### THE TASK
Reproduce the material below word for word, starting at its first line and stopping after the line that contains "pull-quote: Pop culture".
## Begin
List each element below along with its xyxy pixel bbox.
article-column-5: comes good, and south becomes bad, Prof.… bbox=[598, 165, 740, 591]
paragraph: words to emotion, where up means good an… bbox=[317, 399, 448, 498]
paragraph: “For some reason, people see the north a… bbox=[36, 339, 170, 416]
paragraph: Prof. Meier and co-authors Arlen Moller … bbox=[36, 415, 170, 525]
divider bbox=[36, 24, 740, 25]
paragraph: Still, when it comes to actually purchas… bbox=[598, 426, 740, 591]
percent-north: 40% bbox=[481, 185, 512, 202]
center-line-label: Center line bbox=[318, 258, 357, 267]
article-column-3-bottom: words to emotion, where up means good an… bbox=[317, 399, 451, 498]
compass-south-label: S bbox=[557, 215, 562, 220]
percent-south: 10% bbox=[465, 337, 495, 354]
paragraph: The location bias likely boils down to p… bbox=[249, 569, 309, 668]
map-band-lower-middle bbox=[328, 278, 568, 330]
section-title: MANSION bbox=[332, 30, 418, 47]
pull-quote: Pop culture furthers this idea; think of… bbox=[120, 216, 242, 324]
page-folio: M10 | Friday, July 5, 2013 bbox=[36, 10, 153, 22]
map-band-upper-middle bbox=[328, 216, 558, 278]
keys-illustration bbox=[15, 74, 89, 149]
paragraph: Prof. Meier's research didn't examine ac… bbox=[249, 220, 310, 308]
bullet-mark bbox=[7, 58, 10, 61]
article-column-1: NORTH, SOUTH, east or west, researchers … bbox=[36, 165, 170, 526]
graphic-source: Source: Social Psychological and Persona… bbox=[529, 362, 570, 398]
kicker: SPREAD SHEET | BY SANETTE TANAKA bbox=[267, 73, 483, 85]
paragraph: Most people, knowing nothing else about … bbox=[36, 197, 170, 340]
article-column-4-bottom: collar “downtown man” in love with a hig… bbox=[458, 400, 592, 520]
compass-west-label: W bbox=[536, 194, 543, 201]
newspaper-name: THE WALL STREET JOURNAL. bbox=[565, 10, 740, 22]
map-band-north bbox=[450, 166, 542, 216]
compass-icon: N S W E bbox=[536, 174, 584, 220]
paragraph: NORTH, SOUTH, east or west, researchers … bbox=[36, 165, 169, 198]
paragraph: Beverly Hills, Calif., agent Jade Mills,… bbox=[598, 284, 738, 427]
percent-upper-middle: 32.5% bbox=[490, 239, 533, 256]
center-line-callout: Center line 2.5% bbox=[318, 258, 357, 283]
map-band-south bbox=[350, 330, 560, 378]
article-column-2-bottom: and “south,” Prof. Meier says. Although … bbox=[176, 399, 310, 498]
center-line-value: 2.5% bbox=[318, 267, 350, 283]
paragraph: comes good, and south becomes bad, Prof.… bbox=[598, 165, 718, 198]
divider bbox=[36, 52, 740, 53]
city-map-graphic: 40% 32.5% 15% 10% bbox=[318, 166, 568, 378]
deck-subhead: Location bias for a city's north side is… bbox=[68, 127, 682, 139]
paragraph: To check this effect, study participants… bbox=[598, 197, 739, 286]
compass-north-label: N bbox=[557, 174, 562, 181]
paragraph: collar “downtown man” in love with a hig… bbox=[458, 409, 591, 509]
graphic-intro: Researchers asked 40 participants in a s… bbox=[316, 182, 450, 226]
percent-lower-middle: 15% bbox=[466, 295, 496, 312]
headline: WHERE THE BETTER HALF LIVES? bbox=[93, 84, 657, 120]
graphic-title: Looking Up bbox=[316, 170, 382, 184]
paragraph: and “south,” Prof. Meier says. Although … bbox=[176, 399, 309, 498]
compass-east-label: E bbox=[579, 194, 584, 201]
## End
### RESULT BELOW
List each element below along with its xyxy pixel bbox.
article-column-5: comes good, and south becomes bad, Prof.… bbox=[598, 165, 740, 591]
paragraph: words to emotion, where up means good an… bbox=[317, 399, 448, 498]
paragraph: “For some reason, people see the north a… bbox=[36, 339, 170, 416]
paragraph: Prof. Meier and co-authors Arlen Moller … bbox=[36, 415, 170, 525]
divider bbox=[36, 24, 740, 25]
paragraph: Still, when it comes to actually purchas… bbox=[598, 426, 740, 591]
percent-north: 40% bbox=[481, 185, 512, 202]
center-line-label: Center line bbox=[318, 258, 357, 267]
article-column-3-bottom: words to emotion, where up means good an… bbox=[317, 399, 451, 498]
compass-south-label: S bbox=[557, 215, 562, 220]
percent-south: 10% bbox=[465, 337, 495, 354]
paragraph: The location bias likely boils down to p… bbox=[249, 569, 309, 668]
map-band-lower-middle bbox=[328, 278, 568, 330]
section-title: MANSION bbox=[332, 30, 418, 47]
pull-quote: Pop culture furthers this idea; think of… bbox=[120, 216, 242, 324]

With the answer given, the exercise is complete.